» JOB
Without the pictures, reproduce the records that follow exactly.
# start of RECORD LIST
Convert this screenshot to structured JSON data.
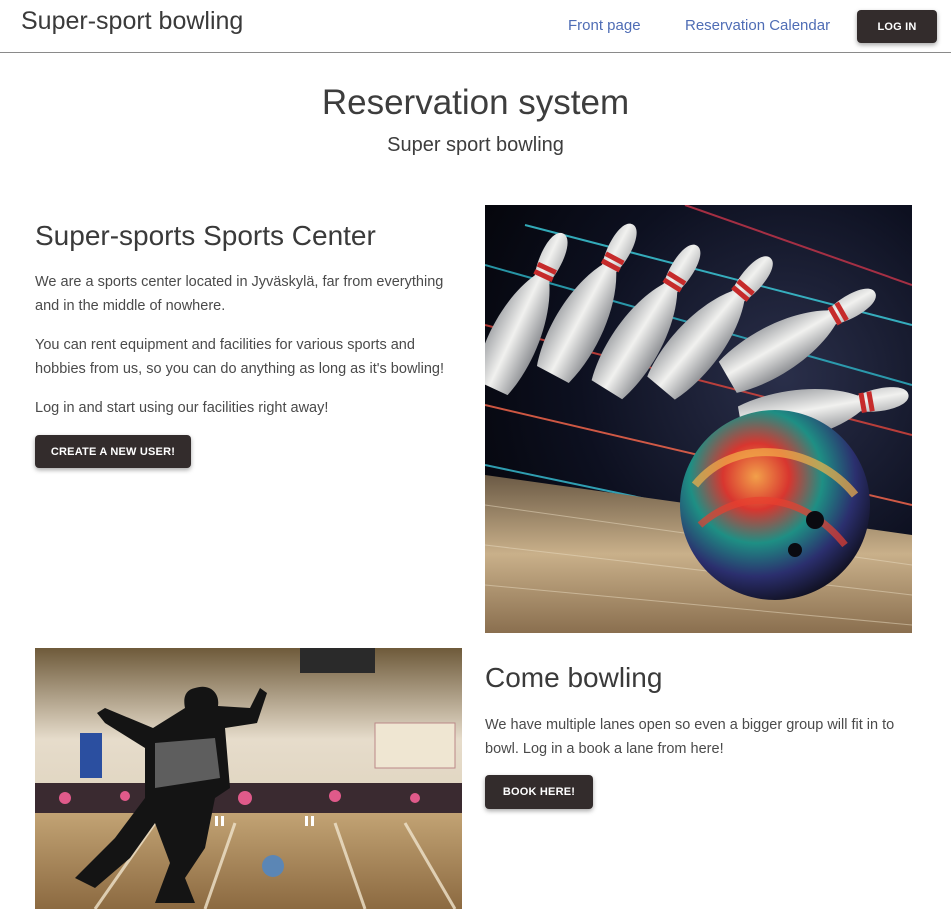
{
  "navbar": {
    "brand": "Super-sport bowling",
    "links": [
      {
        "label": "Front page"
      },
      {
        "label": "Reservation Calendar"
      }
    ],
    "login_label": "LOG IN"
  },
  "hero": {
    "title": "Reservation system",
    "subtitle": "Super sport bowling"
  },
  "section1": {
    "title": "Super-sports Sports Center",
    "paragraphs": [
      "We are a sports center located in Jyväskylä, far from everything and in the middle of nowhere.",
      "You can rent equipment and facilities for various sports and hobbies from us, so you can do anything as long as it's bowling!",
      "Log in and start using our facilities right away!"
    ],
    "button_label": "CREATE A NEW USER!"
  },
  "section2": {
    "title": "Come bowling",
    "paragraphs": [
      "We have multiple lanes open so even a bigger group will fit in to bowl. Log in a book a lane from here!"
    ],
    "button_label": "BOOK HERE!"
  },
  "colors": {
    "button_bg": "#332c2c",
    "link": "#4f6db5",
    "text": "#3d3d3d"
  }
}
# end of RECORD LIST
» SOLVED EXERCISE
Convert this screenshot to structured JSON data.
{
  "navbar": {
    "brand": "Super-sport bowling",
    "links": [
      {
        "label": "Front page"
      },
      {
        "label": "Reservation Calendar"
      }
    ],
    "login_label": "LOG IN"
  },
  "hero": {
    "title": "Reservation system",
    "subtitle": "Super sport bowling"
  },
  "section1": {
    "title": "Super-sports Sports Center",
    "paragraphs": [
      "We are a sports center located in Jyväskylä, far from everything and in the middle of nowhere.",
      "You can rent equipment and facilities for various sports and hobbies from us, so you can do anything as long as it's bowling!",
      "Log in and start using our facilities right away!"
    ],
    "button_label": "CREATE A NEW USER!"
  },
  "section2": {
    "title": "Come bowling",
    "paragraphs": [
      "We have multiple lanes open so even a bigger group will fit in to bowl. Log in a book a lane from here!"
    ],
    "button_label": "BOOK HERE!"
  },
  "colors": {
    "button_bg": "#332c2c",
    "link": "#4f6db5",
    "text": "#3d3d3d"
  }
}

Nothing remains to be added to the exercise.